[Data entries]
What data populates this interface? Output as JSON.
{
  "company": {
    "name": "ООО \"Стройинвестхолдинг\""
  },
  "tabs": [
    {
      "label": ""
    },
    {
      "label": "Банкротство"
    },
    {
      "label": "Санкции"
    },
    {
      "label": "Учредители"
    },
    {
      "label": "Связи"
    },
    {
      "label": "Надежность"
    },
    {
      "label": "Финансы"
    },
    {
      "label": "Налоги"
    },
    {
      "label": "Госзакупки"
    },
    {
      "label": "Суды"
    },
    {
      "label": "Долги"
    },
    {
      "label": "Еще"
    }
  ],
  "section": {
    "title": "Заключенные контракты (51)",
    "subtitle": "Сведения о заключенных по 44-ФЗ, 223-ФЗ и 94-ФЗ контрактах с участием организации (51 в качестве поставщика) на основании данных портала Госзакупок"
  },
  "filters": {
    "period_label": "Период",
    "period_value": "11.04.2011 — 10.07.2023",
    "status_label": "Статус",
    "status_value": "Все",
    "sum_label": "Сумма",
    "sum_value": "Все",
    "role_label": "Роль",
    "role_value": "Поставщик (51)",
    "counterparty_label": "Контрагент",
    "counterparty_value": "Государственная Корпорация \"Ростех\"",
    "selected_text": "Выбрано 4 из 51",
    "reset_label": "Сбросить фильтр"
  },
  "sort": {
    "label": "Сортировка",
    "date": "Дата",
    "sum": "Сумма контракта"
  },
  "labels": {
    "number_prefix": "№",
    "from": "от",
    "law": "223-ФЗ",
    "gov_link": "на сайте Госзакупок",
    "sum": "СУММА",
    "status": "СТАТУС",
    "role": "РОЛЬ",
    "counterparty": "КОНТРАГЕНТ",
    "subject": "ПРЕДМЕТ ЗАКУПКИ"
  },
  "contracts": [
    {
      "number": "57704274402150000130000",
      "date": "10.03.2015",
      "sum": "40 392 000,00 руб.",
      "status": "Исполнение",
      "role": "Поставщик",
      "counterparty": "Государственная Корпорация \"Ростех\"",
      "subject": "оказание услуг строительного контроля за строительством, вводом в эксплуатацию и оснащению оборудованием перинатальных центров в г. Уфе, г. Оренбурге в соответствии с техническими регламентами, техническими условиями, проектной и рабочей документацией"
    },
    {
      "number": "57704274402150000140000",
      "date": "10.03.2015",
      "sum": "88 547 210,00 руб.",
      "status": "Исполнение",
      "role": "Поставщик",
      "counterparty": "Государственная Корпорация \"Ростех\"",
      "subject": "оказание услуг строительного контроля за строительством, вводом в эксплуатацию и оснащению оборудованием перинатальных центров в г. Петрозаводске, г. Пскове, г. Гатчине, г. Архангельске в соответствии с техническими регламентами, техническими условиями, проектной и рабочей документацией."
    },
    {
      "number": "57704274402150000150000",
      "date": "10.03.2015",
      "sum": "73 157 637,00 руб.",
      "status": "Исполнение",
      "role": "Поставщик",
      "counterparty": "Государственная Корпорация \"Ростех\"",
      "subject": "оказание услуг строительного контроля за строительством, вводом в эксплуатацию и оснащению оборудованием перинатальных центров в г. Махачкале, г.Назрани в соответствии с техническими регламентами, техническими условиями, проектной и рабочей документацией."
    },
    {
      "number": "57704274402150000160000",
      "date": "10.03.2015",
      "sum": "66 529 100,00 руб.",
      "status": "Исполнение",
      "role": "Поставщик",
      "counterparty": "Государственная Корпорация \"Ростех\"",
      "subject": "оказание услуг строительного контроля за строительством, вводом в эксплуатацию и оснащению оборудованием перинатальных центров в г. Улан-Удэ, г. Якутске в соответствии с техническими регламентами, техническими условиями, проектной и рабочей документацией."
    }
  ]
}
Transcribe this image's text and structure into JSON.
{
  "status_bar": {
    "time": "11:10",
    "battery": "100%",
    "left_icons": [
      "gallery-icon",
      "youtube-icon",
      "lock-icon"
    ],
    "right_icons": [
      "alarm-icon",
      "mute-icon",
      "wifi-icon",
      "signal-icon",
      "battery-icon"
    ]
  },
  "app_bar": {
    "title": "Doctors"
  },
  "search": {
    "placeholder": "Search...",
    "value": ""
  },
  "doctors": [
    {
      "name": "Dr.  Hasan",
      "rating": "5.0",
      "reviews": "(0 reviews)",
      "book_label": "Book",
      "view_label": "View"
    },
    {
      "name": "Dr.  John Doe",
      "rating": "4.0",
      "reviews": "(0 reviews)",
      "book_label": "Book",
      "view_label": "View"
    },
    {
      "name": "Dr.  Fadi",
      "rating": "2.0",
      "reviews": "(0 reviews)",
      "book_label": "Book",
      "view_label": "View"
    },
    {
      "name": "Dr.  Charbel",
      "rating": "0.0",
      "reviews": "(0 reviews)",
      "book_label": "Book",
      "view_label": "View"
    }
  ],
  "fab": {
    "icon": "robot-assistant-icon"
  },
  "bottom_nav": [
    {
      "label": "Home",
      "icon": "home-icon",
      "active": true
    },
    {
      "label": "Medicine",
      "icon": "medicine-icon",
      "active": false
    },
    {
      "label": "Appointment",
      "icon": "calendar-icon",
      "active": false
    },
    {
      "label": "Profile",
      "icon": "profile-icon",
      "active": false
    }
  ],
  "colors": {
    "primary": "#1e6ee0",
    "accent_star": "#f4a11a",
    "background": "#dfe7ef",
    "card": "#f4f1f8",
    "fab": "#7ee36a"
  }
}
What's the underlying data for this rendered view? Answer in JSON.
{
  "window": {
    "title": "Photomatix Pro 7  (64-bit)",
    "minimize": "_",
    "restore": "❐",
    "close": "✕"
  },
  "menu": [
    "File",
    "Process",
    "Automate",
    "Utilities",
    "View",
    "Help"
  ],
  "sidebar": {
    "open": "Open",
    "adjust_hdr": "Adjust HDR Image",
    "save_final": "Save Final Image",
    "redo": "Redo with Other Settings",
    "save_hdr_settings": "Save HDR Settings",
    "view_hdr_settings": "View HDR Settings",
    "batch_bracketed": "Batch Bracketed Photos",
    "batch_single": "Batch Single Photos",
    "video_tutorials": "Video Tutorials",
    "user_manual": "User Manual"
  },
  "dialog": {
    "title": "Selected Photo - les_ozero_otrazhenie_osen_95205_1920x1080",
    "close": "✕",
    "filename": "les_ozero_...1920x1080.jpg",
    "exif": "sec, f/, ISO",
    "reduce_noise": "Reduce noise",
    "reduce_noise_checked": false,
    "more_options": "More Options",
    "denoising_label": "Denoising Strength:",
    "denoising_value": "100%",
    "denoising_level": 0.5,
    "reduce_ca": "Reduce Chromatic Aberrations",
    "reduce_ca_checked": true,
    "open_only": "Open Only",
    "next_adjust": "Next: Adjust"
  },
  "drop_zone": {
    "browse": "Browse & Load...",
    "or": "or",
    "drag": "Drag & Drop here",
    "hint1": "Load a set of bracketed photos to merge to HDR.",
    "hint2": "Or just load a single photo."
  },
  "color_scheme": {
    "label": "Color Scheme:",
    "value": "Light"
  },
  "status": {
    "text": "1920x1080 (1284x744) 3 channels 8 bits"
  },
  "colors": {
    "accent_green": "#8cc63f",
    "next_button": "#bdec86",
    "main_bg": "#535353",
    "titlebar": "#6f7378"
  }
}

_WHAT IS REQUIRED_. Extract the closing run of lines, starting with the one containing "What's the underlying" and ending at the last, exactly as written.

_FULL RESPONSE_.
What's the underlying data for this rendered view? Answer in JSON.
{
  "window": {
    "title": "Photomatix Pro 7  (64-bit)",
    "minimize": "_",
    "restore": "❐",
    "close": "✕"
  },
  "menu": [
    "File",
    "Process",
    "Automate",
    "Utilities",
    "View",
    "Help"
  ],
  "sidebar": {
    "open": "Open",
    "adjust_hdr": "Adjust HDR Image",
    "save_final": "Save Final Image",
    "redo": "Redo with Other Settings",
    "save_hdr_settings": "Save HDR Settings",
    "view_hdr_settings": "View HDR Settings",
    "batch_bracketed": "Batch Bracketed Photos",
    "batch_single": "Batch Single Photos",
    "video_tutorials": "Video Tutorials",
    "user_manual": "User Manual"
  },
  "dialog": {
    "title": "Selected Photo - les_ozero_otrazhenie_osen_95205_1920x1080",
    "close": "✕",
    "filename": "les_ozero_...1920x1080.jpg",
    "exif": "sec, f/, ISO",
    "reduce_noise": "Reduce noise",
    "reduce_noise_checked": false,
    "more_options": "More Options",
    "denoising_label": "Denoising Strength:",
    "denoising_value": "100%",
    "denoising_level": 0.5,
    "reduce_ca": "Reduce Chromatic Aberrations",
    "reduce_ca_checked": true,
    "open_only": "Open Only",
    "next_adjust": "Next: Adjust"
  },
  "drop_zone": {
    "browse": "Browse & Load...",
    "or": "or",
    "drag": "Drag & Drop here",
    "hint1": "Load a set of bracketed photos to merge to HDR.",
    "hint2": "Or just load a single photo."
  },
  "color_scheme": {
    "label": "Color Scheme:",
    "value": "Light"
  },
  "status": {
    "text": "1920x1080 (1284x744) 3 channels 8 bits"
  },
  "colors": {
    "accent_green": "#8cc63f",
    "next_button": "#bdec86",
    "main_bg": "#535353",
    "titlebar": "#6f7378"
  }
}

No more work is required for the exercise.